GIVEN INFORMATION:
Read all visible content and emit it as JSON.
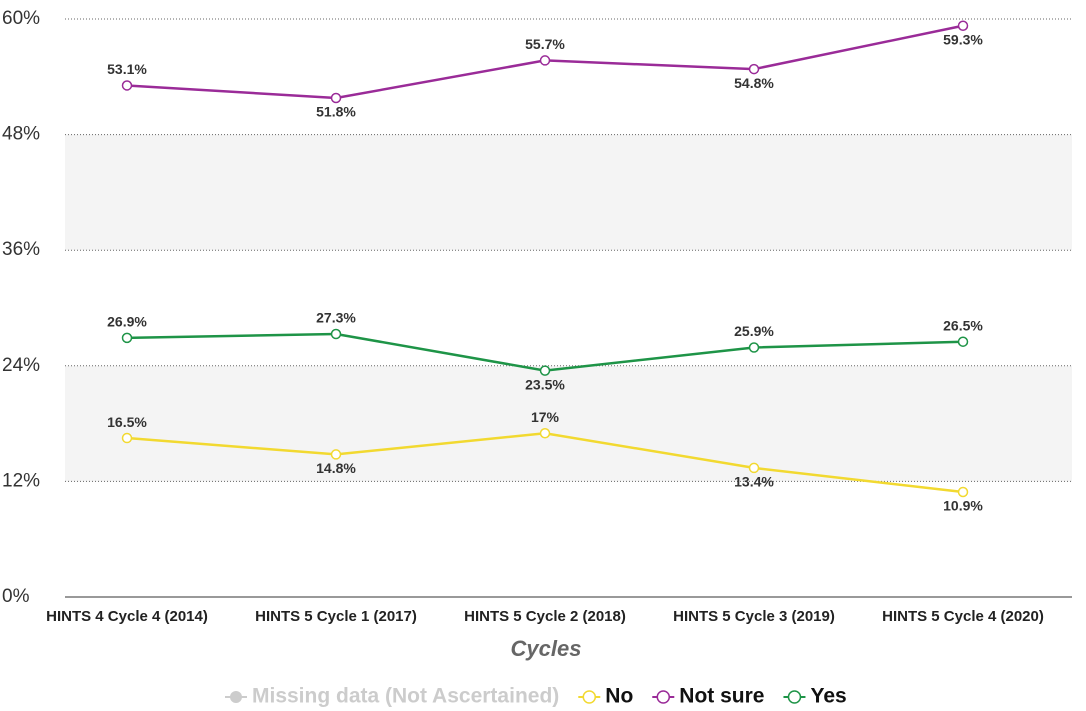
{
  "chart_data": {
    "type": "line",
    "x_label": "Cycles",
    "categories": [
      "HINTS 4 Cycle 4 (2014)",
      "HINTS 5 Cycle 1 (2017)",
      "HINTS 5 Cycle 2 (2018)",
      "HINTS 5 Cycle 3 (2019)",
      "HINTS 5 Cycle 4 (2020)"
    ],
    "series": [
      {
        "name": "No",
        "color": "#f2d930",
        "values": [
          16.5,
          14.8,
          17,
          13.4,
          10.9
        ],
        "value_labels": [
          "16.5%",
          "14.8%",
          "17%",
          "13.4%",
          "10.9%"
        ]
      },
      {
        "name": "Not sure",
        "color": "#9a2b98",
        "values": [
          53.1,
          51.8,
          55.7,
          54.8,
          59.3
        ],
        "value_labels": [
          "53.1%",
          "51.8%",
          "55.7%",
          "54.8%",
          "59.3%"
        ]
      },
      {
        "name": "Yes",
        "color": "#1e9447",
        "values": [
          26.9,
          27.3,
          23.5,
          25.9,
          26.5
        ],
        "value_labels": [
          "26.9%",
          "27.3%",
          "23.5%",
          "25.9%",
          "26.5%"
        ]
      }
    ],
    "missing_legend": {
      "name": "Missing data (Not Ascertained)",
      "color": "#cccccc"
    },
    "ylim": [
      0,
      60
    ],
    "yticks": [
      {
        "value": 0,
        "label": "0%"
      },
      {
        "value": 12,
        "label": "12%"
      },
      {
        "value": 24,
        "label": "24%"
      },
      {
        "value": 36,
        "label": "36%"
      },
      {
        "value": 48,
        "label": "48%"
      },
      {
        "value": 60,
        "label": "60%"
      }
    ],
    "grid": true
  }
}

...

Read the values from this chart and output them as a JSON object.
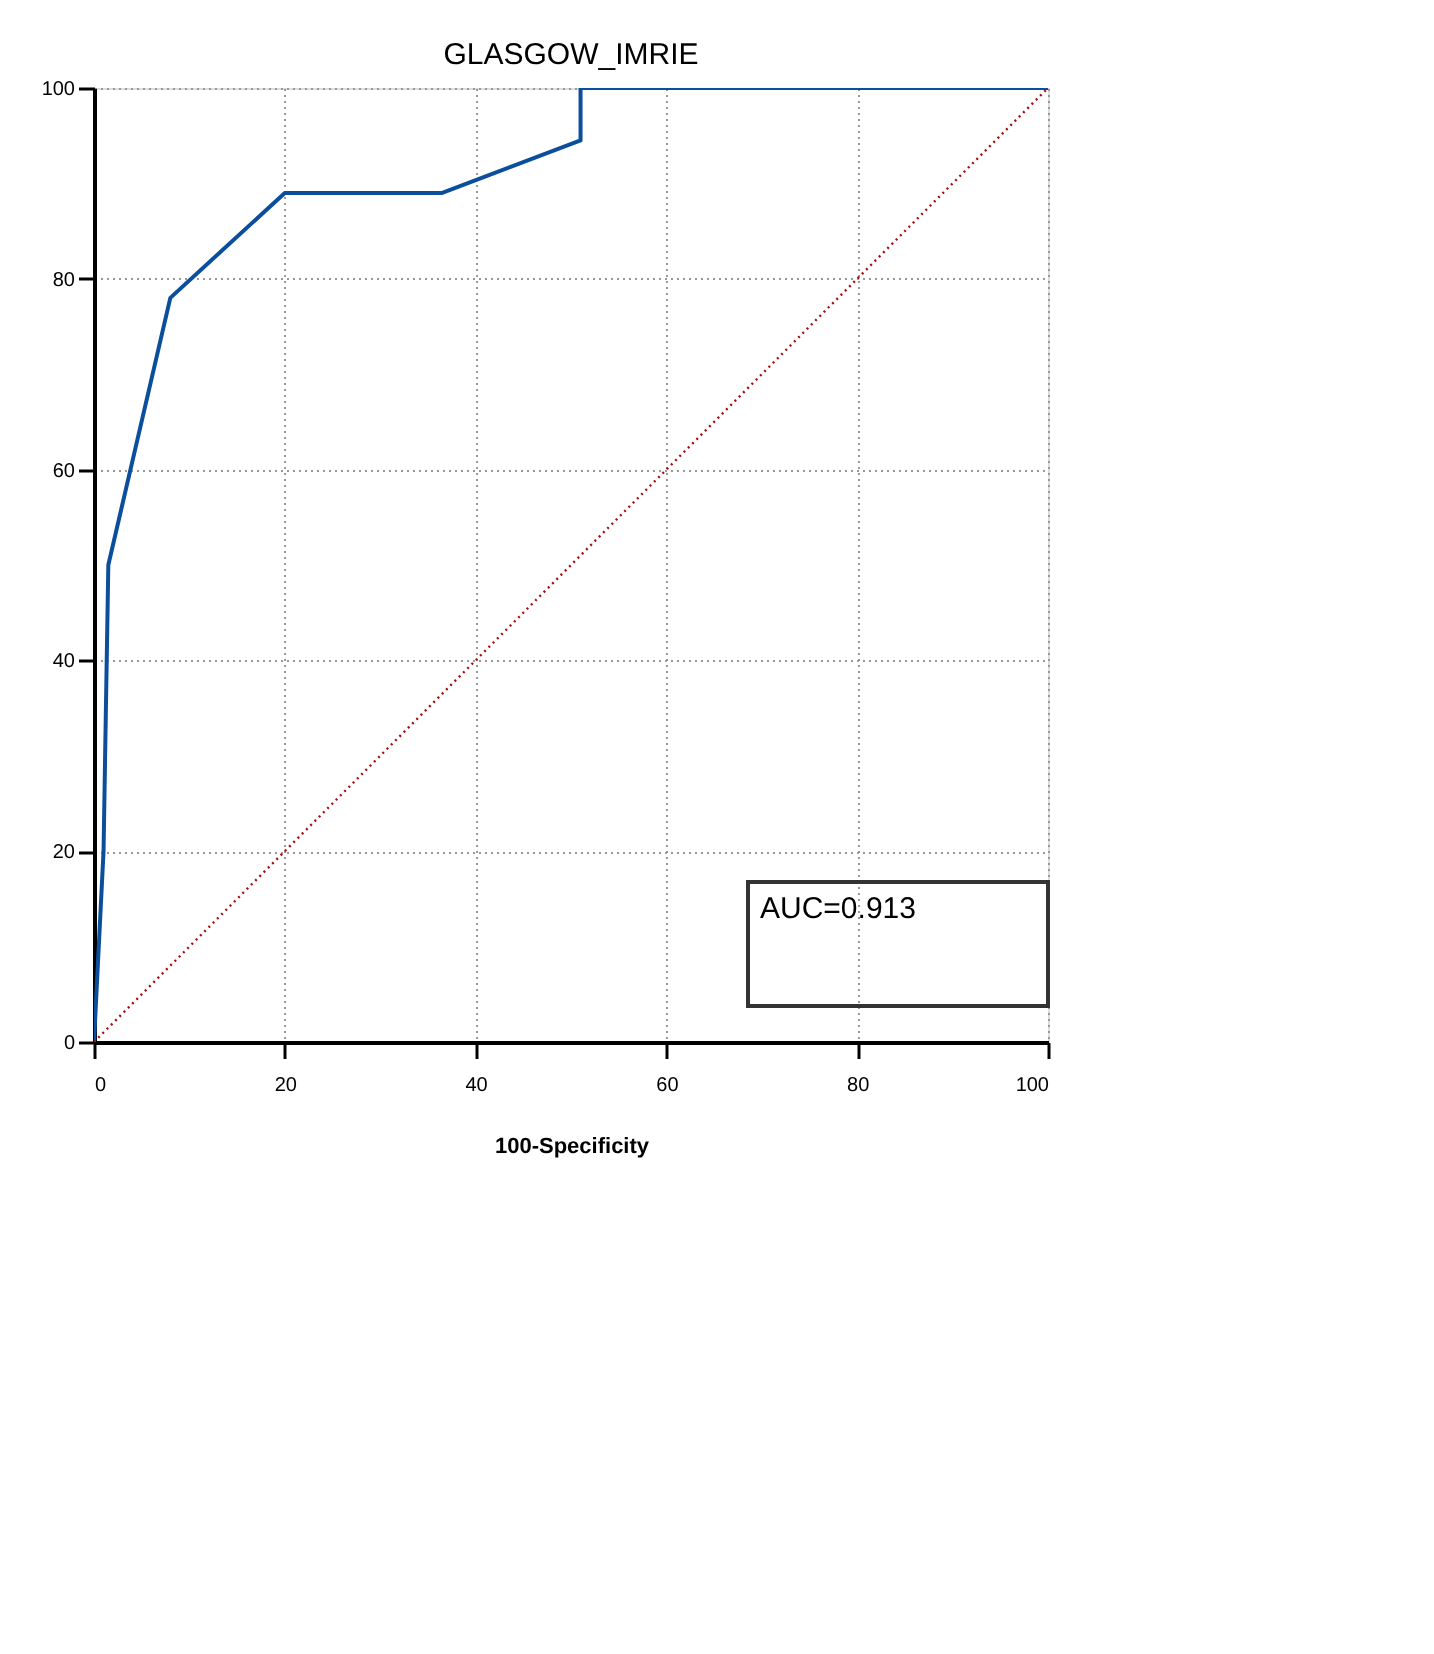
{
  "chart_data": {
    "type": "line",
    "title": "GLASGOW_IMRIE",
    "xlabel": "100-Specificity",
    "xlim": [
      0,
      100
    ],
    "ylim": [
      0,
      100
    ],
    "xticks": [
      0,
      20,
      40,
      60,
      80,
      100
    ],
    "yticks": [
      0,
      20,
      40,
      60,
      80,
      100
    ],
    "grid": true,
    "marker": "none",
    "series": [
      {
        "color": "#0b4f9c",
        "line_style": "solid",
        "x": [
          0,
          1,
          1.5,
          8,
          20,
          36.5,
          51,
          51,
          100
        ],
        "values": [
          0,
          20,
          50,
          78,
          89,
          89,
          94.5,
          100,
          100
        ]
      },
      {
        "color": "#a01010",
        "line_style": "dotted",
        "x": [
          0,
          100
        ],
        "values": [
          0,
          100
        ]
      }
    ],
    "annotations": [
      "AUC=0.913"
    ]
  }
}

PROBLEM TO WORK ON: Search the data for the word "JSON" and copy each line where it appears.

WORKED ANSWER:
Read all visible content and emit it as JSON.
Read the values from this chart and output them as a JSON object.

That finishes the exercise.